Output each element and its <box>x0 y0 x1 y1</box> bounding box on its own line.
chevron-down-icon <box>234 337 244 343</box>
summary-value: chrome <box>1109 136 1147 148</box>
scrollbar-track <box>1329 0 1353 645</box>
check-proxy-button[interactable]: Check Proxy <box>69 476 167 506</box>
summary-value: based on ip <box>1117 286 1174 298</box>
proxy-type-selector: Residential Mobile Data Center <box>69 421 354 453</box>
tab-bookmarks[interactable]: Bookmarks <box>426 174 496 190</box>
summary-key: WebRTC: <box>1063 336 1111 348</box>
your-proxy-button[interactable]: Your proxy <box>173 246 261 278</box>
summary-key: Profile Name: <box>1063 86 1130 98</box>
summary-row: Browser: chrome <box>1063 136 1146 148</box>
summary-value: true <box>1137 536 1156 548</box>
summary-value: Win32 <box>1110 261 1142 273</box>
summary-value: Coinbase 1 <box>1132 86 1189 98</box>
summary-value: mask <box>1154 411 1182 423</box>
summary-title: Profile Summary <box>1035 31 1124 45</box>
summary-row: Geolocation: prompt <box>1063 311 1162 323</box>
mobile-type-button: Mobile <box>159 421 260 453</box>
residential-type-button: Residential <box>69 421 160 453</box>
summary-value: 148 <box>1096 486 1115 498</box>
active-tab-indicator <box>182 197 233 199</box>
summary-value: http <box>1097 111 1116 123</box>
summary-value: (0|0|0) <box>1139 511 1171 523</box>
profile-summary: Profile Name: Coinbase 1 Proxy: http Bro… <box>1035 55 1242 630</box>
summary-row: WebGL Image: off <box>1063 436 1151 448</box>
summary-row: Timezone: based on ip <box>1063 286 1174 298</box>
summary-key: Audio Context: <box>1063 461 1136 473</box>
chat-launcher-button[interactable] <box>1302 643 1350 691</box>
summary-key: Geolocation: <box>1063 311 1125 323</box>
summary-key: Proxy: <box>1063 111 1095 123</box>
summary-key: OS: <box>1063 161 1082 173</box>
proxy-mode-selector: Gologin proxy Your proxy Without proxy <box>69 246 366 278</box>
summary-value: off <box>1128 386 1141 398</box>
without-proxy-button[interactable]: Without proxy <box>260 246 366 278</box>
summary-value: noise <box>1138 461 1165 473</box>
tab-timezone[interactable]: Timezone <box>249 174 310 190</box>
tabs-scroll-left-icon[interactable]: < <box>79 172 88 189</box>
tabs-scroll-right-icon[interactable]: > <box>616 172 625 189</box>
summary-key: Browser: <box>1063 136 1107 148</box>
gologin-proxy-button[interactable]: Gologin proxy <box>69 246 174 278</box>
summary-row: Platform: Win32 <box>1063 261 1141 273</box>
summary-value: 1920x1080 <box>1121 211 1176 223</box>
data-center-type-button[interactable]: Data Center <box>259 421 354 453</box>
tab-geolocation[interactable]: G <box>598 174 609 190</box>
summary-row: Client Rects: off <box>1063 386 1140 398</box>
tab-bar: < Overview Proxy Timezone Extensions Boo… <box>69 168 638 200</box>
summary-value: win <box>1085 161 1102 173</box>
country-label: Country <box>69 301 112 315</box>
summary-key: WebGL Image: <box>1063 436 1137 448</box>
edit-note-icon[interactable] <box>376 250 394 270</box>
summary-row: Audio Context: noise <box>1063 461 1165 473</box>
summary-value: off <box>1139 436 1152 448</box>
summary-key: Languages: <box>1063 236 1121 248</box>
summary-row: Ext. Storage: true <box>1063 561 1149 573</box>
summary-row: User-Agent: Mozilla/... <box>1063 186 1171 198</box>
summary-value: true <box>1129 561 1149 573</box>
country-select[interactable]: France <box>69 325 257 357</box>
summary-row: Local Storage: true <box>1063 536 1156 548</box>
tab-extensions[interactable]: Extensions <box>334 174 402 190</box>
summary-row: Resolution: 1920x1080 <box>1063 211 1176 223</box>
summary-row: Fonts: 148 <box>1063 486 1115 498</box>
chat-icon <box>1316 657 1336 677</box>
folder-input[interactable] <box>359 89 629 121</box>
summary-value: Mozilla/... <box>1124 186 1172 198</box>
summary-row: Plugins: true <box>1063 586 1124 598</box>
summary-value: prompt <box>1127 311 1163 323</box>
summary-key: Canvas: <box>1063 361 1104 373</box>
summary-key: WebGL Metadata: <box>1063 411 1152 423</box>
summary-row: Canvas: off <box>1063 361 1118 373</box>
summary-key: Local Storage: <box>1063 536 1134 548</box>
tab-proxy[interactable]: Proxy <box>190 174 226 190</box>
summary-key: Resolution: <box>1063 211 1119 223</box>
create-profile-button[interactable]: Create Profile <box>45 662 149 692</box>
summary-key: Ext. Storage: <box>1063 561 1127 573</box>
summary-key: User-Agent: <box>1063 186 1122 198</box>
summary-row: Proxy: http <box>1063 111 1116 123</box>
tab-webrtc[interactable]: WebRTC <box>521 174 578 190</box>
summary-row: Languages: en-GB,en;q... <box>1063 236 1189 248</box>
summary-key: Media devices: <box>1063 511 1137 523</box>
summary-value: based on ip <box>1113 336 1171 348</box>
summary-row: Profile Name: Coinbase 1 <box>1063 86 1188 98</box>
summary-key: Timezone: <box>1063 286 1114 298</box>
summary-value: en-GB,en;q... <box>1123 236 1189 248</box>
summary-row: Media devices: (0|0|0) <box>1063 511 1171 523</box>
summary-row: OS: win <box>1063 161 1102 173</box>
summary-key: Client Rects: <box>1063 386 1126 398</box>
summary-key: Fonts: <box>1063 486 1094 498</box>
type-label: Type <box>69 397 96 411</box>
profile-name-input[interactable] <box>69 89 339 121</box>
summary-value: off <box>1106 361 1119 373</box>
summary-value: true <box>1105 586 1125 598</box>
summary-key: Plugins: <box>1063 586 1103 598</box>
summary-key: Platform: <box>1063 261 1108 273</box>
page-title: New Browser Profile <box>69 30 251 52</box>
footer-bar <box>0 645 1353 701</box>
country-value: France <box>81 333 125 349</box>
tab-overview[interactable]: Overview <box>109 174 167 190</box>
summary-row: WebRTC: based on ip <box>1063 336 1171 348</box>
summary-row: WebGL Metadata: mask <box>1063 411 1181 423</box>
----------------
Which lines in the entries above contain the string "title", matching case exactly? Extract every such line in full.

■ **Worked solution**:
summary-title: Profile Summary <box>1035 31 1124 45</box>
page-title: New Browser Profile <box>69 30 251 52</box>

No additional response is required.